Required task: Which lines hold the word "JSON"? Copy each of them.

Records shown:
╭──

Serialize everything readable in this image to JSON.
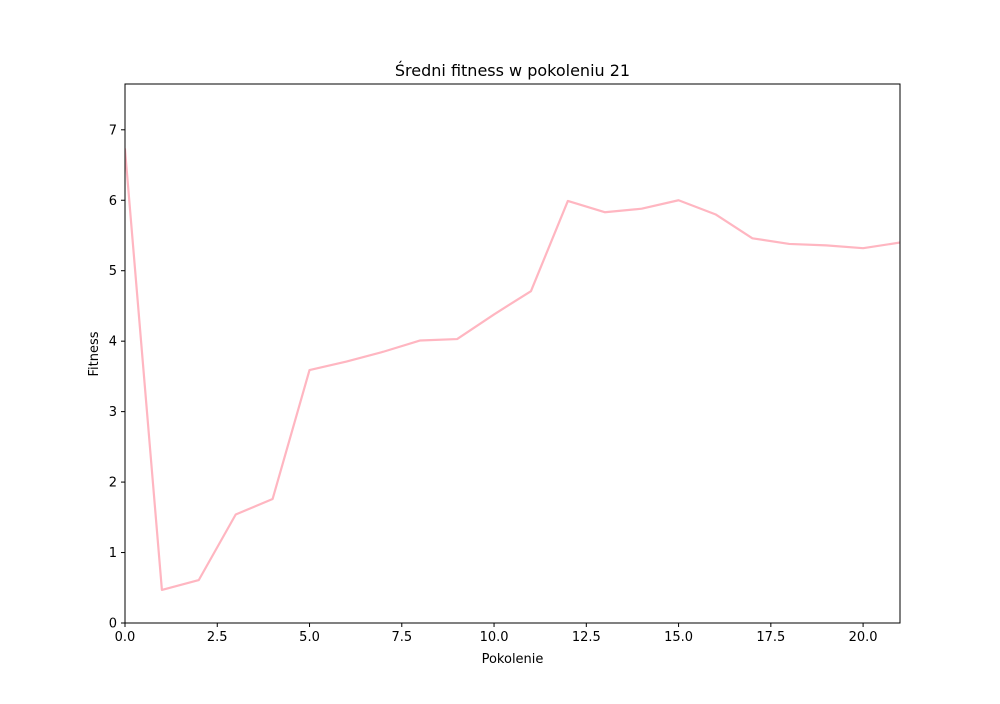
{
  "chart_data": {
    "type": "line",
    "title": "Średni fitness w pokoleniu 21",
    "xlabel": "Pokolenie",
    "ylabel": "Fitness",
    "xlim": [
      0,
      21
    ],
    "ylim": [
      0,
      7.65
    ],
    "xticks": [
      0,
      2.5,
      5,
      7.5,
      10,
      12.5,
      15,
      17.5,
      20
    ],
    "xtick_labels": [
      "0.0",
      "2.5",
      "5.0",
      "7.5",
      "10.0",
      "12.5",
      "15.0",
      "17.5",
      "20.0"
    ],
    "yticks": [
      0,
      1,
      2,
      3,
      4,
      5,
      6,
      7
    ],
    "ytick_labels": [
      "0",
      "1",
      "2",
      "3",
      "4",
      "5",
      "6",
      "7"
    ],
    "grid": false,
    "line_color": "#ffb6c1",
    "series": [
      {
        "x": [
          0,
          1,
          2,
          3,
          4,
          5,
          6,
          7,
          8,
          9,
          10,
          11,
          12,
          13,
          14,
          15,
          16,
          17,
          18,
          19,
          20,
          21
        ],
        "values": [
          6.72,
          0.47,
          0.61,
          1.54,
          1.76,
          3.59,
          3.71,
          3.85,
          4.01,
          4.03,
          4.38,
          4.71,
          5.99,
          5.83,
          5.88,
          6.0,
          5.8,
          5.46,
          5.38,
          5.36,
          5.32,
          5.4
        ]
      }
    ]
  }
}
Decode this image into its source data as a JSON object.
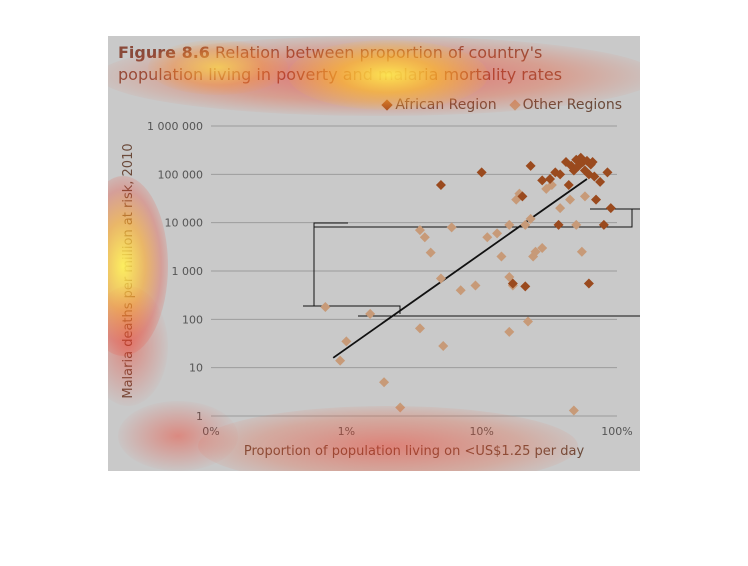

╰──

Solved exercise:
Serialize everything readable in this image to JSON.
Decode this image into its source data as a JSON object.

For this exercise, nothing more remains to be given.